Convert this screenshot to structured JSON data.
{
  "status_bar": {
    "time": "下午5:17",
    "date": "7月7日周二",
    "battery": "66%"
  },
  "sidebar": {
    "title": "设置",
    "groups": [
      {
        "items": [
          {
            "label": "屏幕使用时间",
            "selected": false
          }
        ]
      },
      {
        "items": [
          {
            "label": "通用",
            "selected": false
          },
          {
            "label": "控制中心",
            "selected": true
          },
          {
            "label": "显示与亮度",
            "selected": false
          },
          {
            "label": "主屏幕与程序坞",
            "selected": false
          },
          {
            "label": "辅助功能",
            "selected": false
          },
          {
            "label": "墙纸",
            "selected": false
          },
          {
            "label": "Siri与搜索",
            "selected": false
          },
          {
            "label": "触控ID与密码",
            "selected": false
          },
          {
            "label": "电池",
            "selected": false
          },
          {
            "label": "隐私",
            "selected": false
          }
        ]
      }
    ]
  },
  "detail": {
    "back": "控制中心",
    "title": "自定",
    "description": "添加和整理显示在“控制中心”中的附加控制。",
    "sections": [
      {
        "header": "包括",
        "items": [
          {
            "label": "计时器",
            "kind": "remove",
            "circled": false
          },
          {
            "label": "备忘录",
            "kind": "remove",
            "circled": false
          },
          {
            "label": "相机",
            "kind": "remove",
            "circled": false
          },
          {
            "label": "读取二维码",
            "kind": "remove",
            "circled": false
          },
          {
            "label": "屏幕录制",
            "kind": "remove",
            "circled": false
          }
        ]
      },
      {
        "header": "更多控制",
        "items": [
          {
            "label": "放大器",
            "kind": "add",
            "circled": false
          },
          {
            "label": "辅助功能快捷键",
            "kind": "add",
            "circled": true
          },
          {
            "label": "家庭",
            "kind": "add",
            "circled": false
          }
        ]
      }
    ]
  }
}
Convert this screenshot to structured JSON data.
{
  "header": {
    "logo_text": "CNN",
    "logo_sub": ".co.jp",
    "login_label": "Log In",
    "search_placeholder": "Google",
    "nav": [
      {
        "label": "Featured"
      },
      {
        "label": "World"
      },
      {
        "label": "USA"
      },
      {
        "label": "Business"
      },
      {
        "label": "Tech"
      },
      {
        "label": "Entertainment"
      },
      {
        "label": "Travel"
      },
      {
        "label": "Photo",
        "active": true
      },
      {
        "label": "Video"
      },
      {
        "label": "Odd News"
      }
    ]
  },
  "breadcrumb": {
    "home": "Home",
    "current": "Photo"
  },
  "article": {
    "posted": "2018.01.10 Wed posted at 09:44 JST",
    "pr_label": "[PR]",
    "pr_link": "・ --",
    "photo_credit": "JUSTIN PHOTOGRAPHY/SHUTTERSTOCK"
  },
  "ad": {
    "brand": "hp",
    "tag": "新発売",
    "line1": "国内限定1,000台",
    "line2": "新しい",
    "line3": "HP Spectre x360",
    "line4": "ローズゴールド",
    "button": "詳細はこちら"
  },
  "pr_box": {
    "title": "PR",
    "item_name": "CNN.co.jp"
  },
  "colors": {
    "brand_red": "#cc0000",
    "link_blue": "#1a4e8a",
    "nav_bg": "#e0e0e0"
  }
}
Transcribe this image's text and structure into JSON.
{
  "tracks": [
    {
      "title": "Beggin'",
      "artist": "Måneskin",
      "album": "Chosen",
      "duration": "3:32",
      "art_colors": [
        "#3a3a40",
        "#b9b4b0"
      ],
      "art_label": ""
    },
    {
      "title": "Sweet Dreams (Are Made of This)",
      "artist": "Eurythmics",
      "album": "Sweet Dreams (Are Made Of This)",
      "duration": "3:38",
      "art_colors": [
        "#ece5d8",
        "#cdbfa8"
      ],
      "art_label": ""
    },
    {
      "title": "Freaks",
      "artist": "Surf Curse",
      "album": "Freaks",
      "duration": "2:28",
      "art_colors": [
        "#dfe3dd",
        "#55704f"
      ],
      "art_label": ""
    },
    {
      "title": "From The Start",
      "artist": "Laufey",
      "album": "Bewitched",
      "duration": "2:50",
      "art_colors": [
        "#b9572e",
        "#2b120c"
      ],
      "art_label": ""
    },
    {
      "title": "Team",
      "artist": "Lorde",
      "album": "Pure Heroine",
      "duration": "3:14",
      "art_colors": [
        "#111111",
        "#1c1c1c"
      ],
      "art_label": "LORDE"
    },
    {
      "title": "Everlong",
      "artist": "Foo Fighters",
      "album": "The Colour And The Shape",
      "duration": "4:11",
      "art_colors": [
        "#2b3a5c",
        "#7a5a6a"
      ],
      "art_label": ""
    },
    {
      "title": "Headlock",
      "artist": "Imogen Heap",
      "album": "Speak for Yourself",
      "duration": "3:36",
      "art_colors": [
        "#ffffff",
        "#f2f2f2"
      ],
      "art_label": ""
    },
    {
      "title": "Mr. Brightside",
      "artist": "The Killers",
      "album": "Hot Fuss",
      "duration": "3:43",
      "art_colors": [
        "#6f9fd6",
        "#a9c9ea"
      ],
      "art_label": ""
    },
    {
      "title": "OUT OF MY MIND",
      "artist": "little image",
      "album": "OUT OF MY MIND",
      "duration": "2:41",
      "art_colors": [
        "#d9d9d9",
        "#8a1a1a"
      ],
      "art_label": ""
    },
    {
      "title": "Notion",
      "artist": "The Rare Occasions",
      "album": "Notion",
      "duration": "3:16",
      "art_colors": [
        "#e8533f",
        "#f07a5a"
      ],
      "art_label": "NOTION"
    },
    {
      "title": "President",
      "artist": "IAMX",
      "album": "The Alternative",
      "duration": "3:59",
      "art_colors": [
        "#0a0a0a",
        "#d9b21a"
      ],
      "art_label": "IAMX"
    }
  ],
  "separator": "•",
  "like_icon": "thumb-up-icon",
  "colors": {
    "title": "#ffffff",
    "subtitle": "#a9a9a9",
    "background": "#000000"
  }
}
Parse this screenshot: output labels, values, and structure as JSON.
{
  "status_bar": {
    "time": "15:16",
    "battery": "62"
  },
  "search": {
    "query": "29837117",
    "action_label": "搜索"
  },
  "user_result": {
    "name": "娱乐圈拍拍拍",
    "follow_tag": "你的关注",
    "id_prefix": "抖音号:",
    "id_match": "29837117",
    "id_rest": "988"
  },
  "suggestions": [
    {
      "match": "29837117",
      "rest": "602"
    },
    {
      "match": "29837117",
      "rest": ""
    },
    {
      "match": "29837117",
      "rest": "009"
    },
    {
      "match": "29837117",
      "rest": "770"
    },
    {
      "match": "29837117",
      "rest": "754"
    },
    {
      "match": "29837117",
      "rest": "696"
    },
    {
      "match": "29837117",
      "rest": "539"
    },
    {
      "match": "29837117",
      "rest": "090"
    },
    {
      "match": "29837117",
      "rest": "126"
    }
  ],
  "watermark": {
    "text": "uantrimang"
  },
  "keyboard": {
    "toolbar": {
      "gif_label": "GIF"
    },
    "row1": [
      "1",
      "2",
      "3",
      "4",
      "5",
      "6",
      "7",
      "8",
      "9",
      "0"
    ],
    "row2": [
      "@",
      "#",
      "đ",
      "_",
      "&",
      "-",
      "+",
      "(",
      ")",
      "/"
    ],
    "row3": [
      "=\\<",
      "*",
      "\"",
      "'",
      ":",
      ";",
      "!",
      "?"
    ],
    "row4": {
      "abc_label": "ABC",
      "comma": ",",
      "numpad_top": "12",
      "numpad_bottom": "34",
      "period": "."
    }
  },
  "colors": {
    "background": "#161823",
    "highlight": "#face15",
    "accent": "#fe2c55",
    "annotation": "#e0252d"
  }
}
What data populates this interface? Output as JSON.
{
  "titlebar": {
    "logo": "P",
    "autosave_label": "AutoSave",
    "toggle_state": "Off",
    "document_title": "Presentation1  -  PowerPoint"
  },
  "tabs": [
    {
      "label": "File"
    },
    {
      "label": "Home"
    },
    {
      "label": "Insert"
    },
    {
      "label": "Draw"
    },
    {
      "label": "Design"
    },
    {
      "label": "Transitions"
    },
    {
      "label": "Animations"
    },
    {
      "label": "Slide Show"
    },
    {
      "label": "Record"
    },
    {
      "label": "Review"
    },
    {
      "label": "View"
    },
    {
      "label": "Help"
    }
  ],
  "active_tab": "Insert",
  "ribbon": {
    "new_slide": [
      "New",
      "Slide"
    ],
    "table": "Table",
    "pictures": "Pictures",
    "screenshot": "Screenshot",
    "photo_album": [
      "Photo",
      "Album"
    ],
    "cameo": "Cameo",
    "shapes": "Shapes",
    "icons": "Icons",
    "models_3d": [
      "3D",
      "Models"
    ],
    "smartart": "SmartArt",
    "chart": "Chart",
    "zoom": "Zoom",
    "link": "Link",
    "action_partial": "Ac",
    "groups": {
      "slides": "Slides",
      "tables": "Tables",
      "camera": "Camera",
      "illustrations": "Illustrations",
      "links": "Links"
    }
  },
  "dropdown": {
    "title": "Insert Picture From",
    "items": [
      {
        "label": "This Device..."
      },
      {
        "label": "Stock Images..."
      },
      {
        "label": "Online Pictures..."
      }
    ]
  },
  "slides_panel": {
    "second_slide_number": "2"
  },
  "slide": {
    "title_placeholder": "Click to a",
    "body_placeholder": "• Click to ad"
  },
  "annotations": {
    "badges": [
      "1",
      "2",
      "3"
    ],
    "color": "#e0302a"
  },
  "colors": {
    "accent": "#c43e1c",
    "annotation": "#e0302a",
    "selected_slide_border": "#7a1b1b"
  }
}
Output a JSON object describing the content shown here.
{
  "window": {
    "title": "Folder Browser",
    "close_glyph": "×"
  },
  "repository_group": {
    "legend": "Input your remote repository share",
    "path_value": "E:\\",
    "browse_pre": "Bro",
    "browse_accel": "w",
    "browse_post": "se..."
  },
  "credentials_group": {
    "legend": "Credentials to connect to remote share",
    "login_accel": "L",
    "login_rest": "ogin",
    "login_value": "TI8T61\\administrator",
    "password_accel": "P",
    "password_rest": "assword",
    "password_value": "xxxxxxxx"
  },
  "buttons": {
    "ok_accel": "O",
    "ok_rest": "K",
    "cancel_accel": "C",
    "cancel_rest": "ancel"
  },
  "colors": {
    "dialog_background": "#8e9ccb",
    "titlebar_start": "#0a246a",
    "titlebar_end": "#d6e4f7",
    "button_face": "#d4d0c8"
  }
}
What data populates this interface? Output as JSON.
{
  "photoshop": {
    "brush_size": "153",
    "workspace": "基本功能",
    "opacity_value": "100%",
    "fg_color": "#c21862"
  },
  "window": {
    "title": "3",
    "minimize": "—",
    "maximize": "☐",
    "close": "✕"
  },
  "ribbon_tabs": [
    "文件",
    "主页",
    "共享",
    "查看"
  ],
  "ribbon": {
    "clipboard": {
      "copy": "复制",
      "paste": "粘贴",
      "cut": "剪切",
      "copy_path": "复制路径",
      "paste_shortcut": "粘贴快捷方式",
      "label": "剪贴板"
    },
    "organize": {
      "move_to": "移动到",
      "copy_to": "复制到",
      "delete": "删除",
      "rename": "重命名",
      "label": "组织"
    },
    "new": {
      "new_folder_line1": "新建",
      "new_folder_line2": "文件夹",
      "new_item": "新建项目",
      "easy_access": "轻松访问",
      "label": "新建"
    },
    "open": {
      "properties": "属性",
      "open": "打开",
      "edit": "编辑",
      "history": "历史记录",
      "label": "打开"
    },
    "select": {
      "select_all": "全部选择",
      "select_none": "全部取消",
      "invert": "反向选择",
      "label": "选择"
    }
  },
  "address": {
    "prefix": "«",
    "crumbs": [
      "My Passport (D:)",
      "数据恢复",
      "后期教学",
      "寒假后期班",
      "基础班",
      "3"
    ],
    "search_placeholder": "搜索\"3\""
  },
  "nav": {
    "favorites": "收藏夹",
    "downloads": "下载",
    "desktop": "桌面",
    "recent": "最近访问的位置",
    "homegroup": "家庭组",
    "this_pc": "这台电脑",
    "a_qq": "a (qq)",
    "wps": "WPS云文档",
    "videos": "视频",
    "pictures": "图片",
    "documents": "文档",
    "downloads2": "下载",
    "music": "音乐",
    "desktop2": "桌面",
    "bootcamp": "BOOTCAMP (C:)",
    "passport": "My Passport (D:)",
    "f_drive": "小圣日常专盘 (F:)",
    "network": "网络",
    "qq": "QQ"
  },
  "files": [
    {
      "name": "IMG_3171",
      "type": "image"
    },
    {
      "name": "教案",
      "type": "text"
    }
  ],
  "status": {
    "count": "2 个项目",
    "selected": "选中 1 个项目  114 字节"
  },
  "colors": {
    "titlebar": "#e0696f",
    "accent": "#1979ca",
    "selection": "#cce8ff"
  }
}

*REQUIRED WORK*
Using the listing above, locate the lines that hold "true" and copy each one.

*SOLUTION FOR THIS TASK*
            "selected": true
            "circled": true
        "active": true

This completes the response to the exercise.